* [Required task]
All of the material should be reproduced exactly, with pictures left out.
>> Begin Data entries
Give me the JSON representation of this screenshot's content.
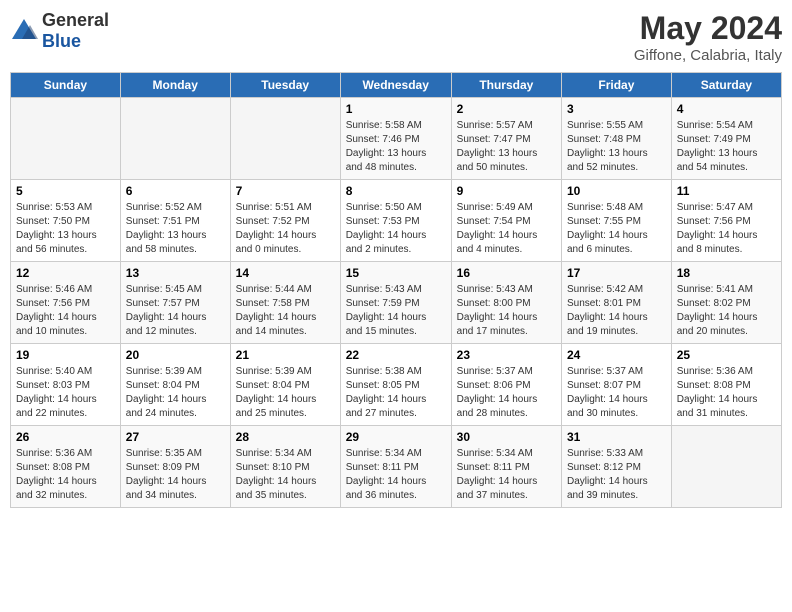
{
  "logo": {
    "general": "General",
    "blue": "Blue"
  },
  "header": {
    "month": "May 2024",
    "location": "Giffone, Calabria, Italy"
  },
  "weekdays": [
    "Sunday",
    "Monday",
    "Tuesday",
    "Wednesday",
    "Thursday",
    "Friday",
    "Saturday"
  ],
  "weeks": [
    [
      {
        "day": "",
        "info": ""
      },
      {
        "day": "",
        "info": ""
      },
      {
        "day": "",
        "info": ""
      },
      {
        "day": "1",
        "info": "Sunrise: 5:58 AM\nSunset: 7:46 PM\nDaylight: 13 hours\nand 48 minutes."
      },
      {
        "day": "2",
        "info": "Sunrise: 5:57 AM\nSunset: 7:47 PM\nDaylight: 13 hours\nand 50 minutes."
      },
      {
        "day": "3",
        "info": "Sunrise: 5:55 AM\nSunset: 7:48 PM\nDaylight: 13 hours\nand 52 minutes."
      },
      {
        "day": "4",
        "info": "Sunrise: 5:54 AM\nSunset: 7:49 PM\nDaylight: 13 hours\nand 54 minutes."
      }
    ],
    [
      {
        "day": "5",
        "info": "Sunrise: 5:53 AM\nSunset: 7:50 PM\nDaylight: 13 hours\nand 56 minutes."
      },
      {
        "day": "6",
        "info": "Sunrise: 5:52 AM\nSunset: 7:51 PM\nDaylight: 13 hours\nand 58 minutes."
      },
      {
        "day": "7",
        "info": "Sunrise: 5:51 AM\nSunset: 7:52 PM\nDaylight: 14 hours\nand 0 minutes."
      },
      {
        "day": "8",
        "info": "Sunrise: 5:50 AM\nSunset: 7:53 PM\nDaylight: 14 hours\nand 2 minutes."
      },
      {
        "day": "9",
        "info": "Sunrise: 5:49 AM\nSunset: 7:54 PM\nDaylight: 14 hours\nand 4 minutes."
      },
      {
        "day": "10",
        "info": "Sunrise: 5:48 AM\nSunset: 7:55 PM\nDaylight: 14 hours\nand 6 minutes."
      },
      {
        "day": "11",
        "info": "Sunrise: 5:47 AM\nSunset: 7:56 PM\nDaylight: 14 hours\nand 8 minutes."
      }
    ],
    [
      {
        "day": "12",
        "info": "Sunrise: 5:46 AM\nSunset: 7:56 PM\nDaylight: 14 hours\nand 10 minutes."
      },
      {
        "day": "13",
        "info": "Sunrise: 5:45 AM\nSunset: 7:57 PM\nDaylight: 14 hours\nand 12 minutes."
      },
      {
        "day": "14",
        "info": "Sunrise: 5:44 AM\nSunset: 7:58 PM\nDaylight: 14 hours\nand 14 minutes."
      },
      {
        "day": "15",
        "info": "Sunrise: 5:43 AM\nSunset: 7:59 PM\nDaylight: 14 hours\nand 15 minutes."
      },
      {
        "day": "16",
        "info": "Sunrise: 5:43 AM\nSunset: 8:00 PM\nDaylight: 14 hours\nand 17 minutes."
      },
      {
        "day": "17",
        "info": "Sunrise: 5:42 AM\nSunset: 8:01 PM\nDaylight: 14 hours\nand 19 minutes."
      },
      {
        "day": "18",
        "info": "Sunrise: 5:41 AM\nSunset: 8:02 PM\nDaylight: 14 hours\nand 20 minutes."
      }
    ],
    [
      {
        "day": "19",
        "info": "Sunrise: 5:40 AM\nSunset: 8:03 PM\nDaylight: 14 hours\nand 22 minutes."
      },
      {
        "day": "20",
        "info": "Sunrise: 5:39 AM\nSunset: 8:04 PM\nDaylight: 14 hours\nand 24 minutes."
      },
      {
        "day": "21",
        "info": "Sunrise: 5:39 AM\nSunset: 8:04 PM\nDaylight: 14 hours\nand 25 minutes."
      },
      {
        "day": "22",
        "info": "Sunrise: 5:38 AM\nSunset: 8:05 PM\nDaylight: 14 hours\nand 27 minutes."
      },
      {
        "day": "23",
        "info": "Sunrise: 5:37 AM\nSunset: 8:06 PM\nDaylight: 14 hours\nand 28 minutes."
      },
      {
        "day": "24",
        "info": "Sunrise: 5:37 AM\nSunset: 8:07 PM\nDaylight: 14 hours\nand 30 minutes."
      },
      {
        "day": "25",
        "info": "Sunrise: 5:36 AM\nSunset: 8:08 PM\nDaylight: 14 hours\nand 31 minutes."
      }
    ],
    [
      {
        "day": "26",
        "info": "Sunrise: 5:36 AM\nSunset: 8:08 PM\nDaylight: 14 hours\nand 32 minutes."
      },
      {
        "day": "27",
        "info": "Sunrise: 5:35 AM\nSunset: 8:09 PM\nDaylight: 14 hours\nand 34 minutes."
      },
      {
        "day": "28",
        "info": "Sunrise: 5:34 AM\nSunset: 8:10 PM\nDaylight: 14 hours\nand 35 minutes."
      },
      {
        "day": "29",
        "info": "Sunrise: 5:34 AM\nSunset: 8:11 PM\nDaylight: 14 hours\nand 36 minutes."
      },
      {
        "day": "30",
        "info": "Sunrise: 5:34 AM\nSunset: 8:11 PM\nDaylight: 14 hours\nand 37 minutes."
      },
      {
        "day": "31",
        "info": "Sunrise: 5:33 AM\nSunset: 8:12 PM\nDaylight: 14 hours\nand 39 minutes."
      },
      {
        "day": "",
        "info": ""
      }
    ]
  ]
}
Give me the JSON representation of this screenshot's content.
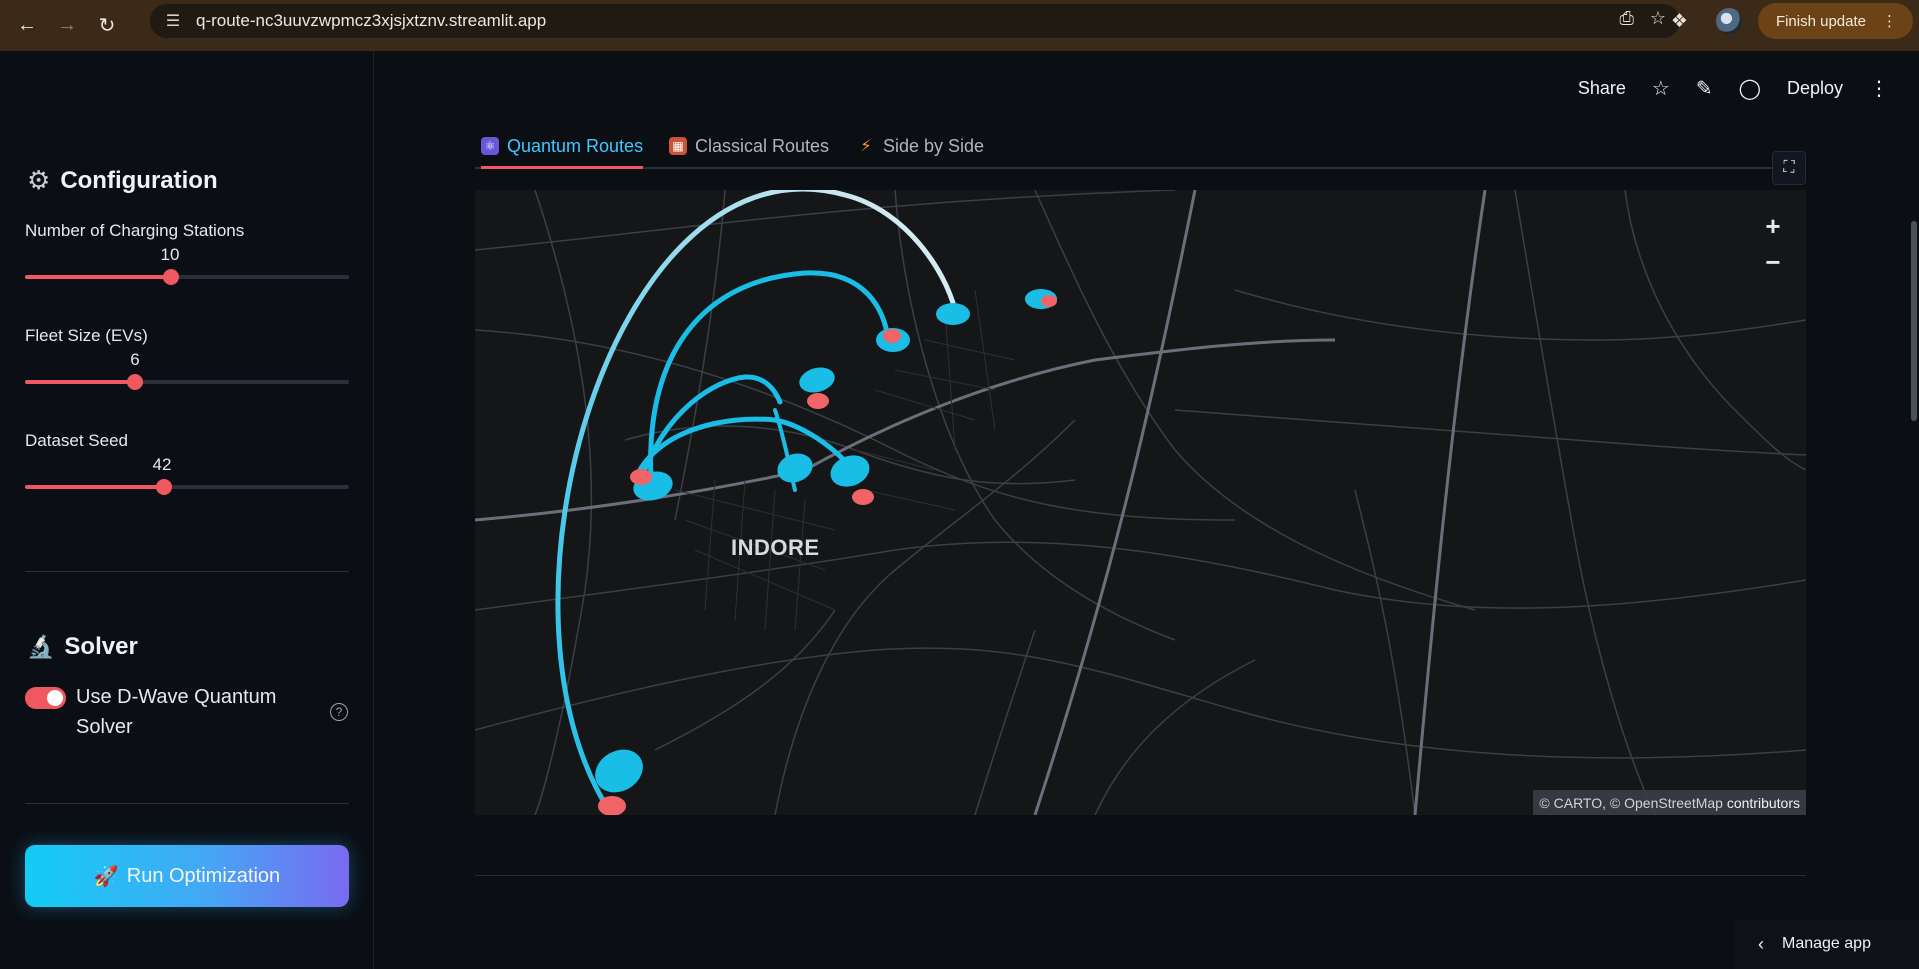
{
  "browser": {
    "url": "q-route-nc3uuvzwpmcz3xjsjxtznv.streamlit.app",
    "finish_update": "Finish update"
  },
  "sidebar": {
    "configuration": {
      "title": "Configuration",
      "icon": "gear-icon",
      "sliders": [
        {
          "label": "Number of Charging Stations",
          "value": "10",
          "fraction": 0.45
        },
        {
          "label": "Fleet Size (EVs)",
          "value": "6",
          "fraction": 0.34
        },
        {
          "label": "Dataset Seed",
          "value": "42",
          "fraction": 0.43
        }
      ]
    },
    "solver": {
      "title": "Solver",
      "icon": "microscope-icon",
      "toggle_label": "Use D-Wave Quantum Solver",
      "toggle_on": true
    },
    "run_button": "Run Optimization"
  },
  "toolbar": {
    "share": "Share",
    "deploy": "Deploy"
  },
  "tabs": [
    {
      "label": "Quantum Routes",
      "icon": "atom-icon",
      "active": true
    },
    {
      "label": "Classical Routes",
      "icon": "abacus-icon",
      "active": false
    },
    {
      "label": "Side by Side",
      "icon": "lightning-icon",
      "active": false
    }
  ],
  "map": {
    "city_label": "INDORE",
    "attribution_carto": "© CARTO",
    "attribution_osm": "© OpenStreetMap",
    "attribution_suffix": "contributors",
    "colors": {
      "station": "#19bde6",
      "vehicle": "#f06468",
      "arc_start": "#19bde6",
      "arc_end": "#e8eef2"
    }
  },
  "manage_app": "Manage app"
}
>> End Data entries
* [The solution]
Give me the JSON representation of this screenshot's content.
{
  "logo": {
    "general": "General",
    "blue": "Blue"
  },
  "header": {
    "month": "May 2024",
    "location": "Giffone, Calabria, Italy"
  },
  "weekdays": [
    "Sunday",
    "Monday",
    "Tuesday",
    "Wednesday",
    "Thursday",
    "Friday",
    "Saturday"
  ],
  "weeks": [
    [
      {
        "day": "",
        "info": ""
      },
      {
        "day": "",
        "info": ""
      },
      {
        "day": "",
        "info": ""
      },
      {
        "day": "1",
        "info": "Sunrise: 5:58 AM\nSunset: 7:46 PM\nDaylight: 13 hours\nand 48 minutes."
      },
      {
        "day": "2",
        "info": "Sunrise: 5:57 AM\nSunset: 7:47 PM\nDaylight: 13 hours\nand 50 minutes."
      },
      {
        "day": "3",
        "info": "Sunrise: 5:55 AM\nSunset: 7:48 PM\nDaylight: 13 hours\nand 52 minutes."
      },
      {
        "day": "4",
        "info": "Sunrise: 5:54 AM\nSunset: 7:49 PM\nDaylight: 13 hours\nand 54 minutes."
      }
    ],
    [
      {
        "day": "5",
        "info": "Sunrise: 5:53 AM\nSunset: 7:50 PM\nDaylight: 13 hours\nand 56 minutes."
      },
      {
        "day": "6",
        "info": "Sunrise: 5:52 AM\nSunset: 7:51 PM\nDaylight: 13 hours\nand 58 minutes."
      },
      {
        "day": "7",
        "info": "Sunrise: 5:51 AM\nSunset: 7:52 PM\nDaylight: 14 hours\nand 0 minutes."
      },
      {
        "day": "8",
        "info": "Sunrise: 5:50 AM\nSunset: 7:53 PM\nDaylight: 14 hours\nand 2 minutes."
      },
      {
        "day": "9",
        "info": "Sunrise: 5:49 AM\nSunset: 7:54 PM\nDaylight: 14 hours\nand 4 minutes."
      },
      {
        "day": "10",
        "info": "Sunrise: 5:48 AM\nSunset: 7:55 PM\nDaylight: 14 hours\nand 6 minutes."
      },
      {
        "day": "11",
        "info": "Sunrise: 5:47 AM\nSunset: 7:56 PM\nDaylight: 14 hours\nand 8 minutes."
      }
    ],
    [
      {
        "day": "12",
        "info": "Sunrise: 5:46 AM\nSunset: 7:56 PM\nDaylight: 14 hours\nand 10 minutes."
      },
      {
        "day": "13",
        "info": "Sunrise: 5:45 AM\nSunset: 7:57 PM\nDaylight: 14 hours\nand 12 minutes."
      },
      {
        "day": "14",
        "info": "Sunrise: 5:44 AM\nSunset: 7:58 PM\nDaylight: 14 hours\nand 14 minutes."
      },
      {
        "day": "15",
        "info": "Sunrise: 5:43 AM\nSunset: 7:59 PM\nDaylight: 14 hours\nand 15 minutes."
      },
      {
        "day": "16",
        "info": "Sunrise: 5:43 AM\nSunset: 8:00 PM\nDaylight: 14 hours\nand 17 minutes."
      },
      {
        "day": "17",
        "info": "Sunrise: 5:42 AM\nSunset: 8:01 PM\nDaylight: 14 hours\nand 19 minutes."
      },
      {
        "day": "18",
        "info": "Sunrise: 5:41 AM\nSunset: 8:02 PM\nDaylight: 14 hours\nand 20 minutes."
      }
    ],
    [
      {
        "day": "19",
        "info": "Sunrise: 5:40 AM\nSunset: 8:03 PM\nDaylight: 14 hours\nand 22 minutes."
      },
      {
        "day": "20",
        "info": "Sunrise: 5:39 AM\nSunset: 8:04 PM\nDaylight: 14 hours\nand 24 minutes."
      },
      {
        "day": "21",
        "info": "Sunrise: 5:39 AM\nSunset: 8:04 PM\nDaylight: 14 hours\nand 25 minutes."
      },
      {
        "day": "22",
        "info": "Sunrise: 5:38 AM\nSunset: 8:05 PM\nDaylight: 14 hours\nand 27 minutes."
      },
      {
        "day": "23",
        "info": "Sunrise: 5:37 AM\nSunset: 8:06 PM\nDaylight: 14 hours\nand 28 minutes."
      },
      {
        "day": "24",
        "info": "Sunrise: 5:37 AM\nSunset: 8:07 PM\nDaylight: 14 hours\nand 30 minutes."
      },
      {
        "day": "25",
        "info": "Sunrise: 5:36 AM\nSunset: 8:08 PM\nDaylight: 14 hours\nand 31 minutes."
      }
    ],
    [
      {
        "day": "26",
        "info": "Sunrise: 5:36 AM\nSunset: 8:08 PM\nDaylight: 14 hours\nand 32 minutes."
      },
      {
        "day": "27",
        "info": "Sunrise: 5:35 AM\nSunset: 8:09 PM\nDaylight: 14 hours\nand 34 minutes."
      },
      {
        "day": "28",
        "info": "Sunrise: 5:34 AM\nSunset: 8:10 PM\nDaylight: 14 hours\nand 35 minutes."
      },
      {
        "day": "29",
        "info": "Sunrise: 5:34 AM\nSunset: 8:11 PM\nDaylight: 14 hours\nand 36 minutes."
      },
      {
        "day": "30",
        "info": "Sunrise: 5:34 AM\nSunset: 8:11 PM\nDaylight: 14 hours\nand 37 minutes."
      },
      {
        "day": "31",
        "info": "Sunrise: 5:33 AM\nSunset: 8:12 PM\nDaylight: 14 hours\nand 39 minutes."
      },
      {
        "day": "",
        "info": ""
      }
    ]
  ]
}
Give me the JSON representation of this screenshot's content.
{
  "browser": {
    "url": "q-route-nc3uuvzwpmcz3xjsjxtznv.streamlit.app",
    "finish_update": "Finish update"
  },
  "sidebar": {
    "configuration": {
      "title": "Configuration",
      "icon": "gear-icon",
      "sliders": [
        {
          "label": "Number of Charging Stations",
          "value": "10",
          "fraction": 0.45
        },
        {
          "label": "Fleet Size (EVs)",
          "value": "6",
          "fraction": 0.34
        },
        {
          "label": "Dataset Seed",
          "value": "42",
          "fraction": 0.43
        }
      ]
    },
    "solver": {
      "title": "Solver",
      "icon": "microscope-icon",
      "toggle_label": "Use D-Wave Quantum Solver",
      "toggle_on": true
    },
    "run_button": "Run Optimization"
  },
  "toolbar": {
    "share": "Share",
    "deploy": "Deploy"
  },
  "tabs": [
    {
      "label": "Quantum Routes",
      "icon": "atom-icon",
      "active": true
    },
    {
      "label": "Classical Routes",
      "icon": "abacus-icon",
      "active": false
    },
    {
      "label": "Side by Side",
      "icon": "lightning-icon",
      "active": false
    }
  ],
  "map": {
    "city_label": "INDORE",
    "attribution_carto": "© CARTO",
    "attribution_osm": "© OpenStreetMap",
    "attribution_suffix": "contributors",
    "colors": {
      "station": "#19bde6",
      "vehicle": "#f06468",
      "arc_start": "#19bde6",
      "arc_end": "#e8eef2"
    }
  },
  "manage_app": "Manage app"
}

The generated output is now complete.